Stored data
start
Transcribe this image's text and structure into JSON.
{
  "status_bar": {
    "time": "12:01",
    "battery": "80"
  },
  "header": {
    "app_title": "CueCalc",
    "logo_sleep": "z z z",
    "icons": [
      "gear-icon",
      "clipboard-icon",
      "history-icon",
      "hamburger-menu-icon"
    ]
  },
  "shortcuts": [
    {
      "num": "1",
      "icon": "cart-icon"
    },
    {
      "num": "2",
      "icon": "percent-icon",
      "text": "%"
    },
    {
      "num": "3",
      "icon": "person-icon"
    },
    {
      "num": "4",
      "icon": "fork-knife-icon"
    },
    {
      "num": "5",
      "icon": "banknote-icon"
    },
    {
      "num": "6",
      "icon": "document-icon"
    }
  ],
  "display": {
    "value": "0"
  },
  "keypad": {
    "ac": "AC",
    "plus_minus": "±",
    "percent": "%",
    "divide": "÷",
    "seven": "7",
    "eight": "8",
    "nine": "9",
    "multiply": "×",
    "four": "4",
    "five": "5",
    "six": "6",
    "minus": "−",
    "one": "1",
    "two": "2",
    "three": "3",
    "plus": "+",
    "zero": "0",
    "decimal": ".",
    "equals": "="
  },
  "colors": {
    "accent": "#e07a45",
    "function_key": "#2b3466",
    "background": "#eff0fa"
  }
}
end
• Written exercise: Above are some records. Report the number of their lines that include "text", and add nothing else.

• Response: 2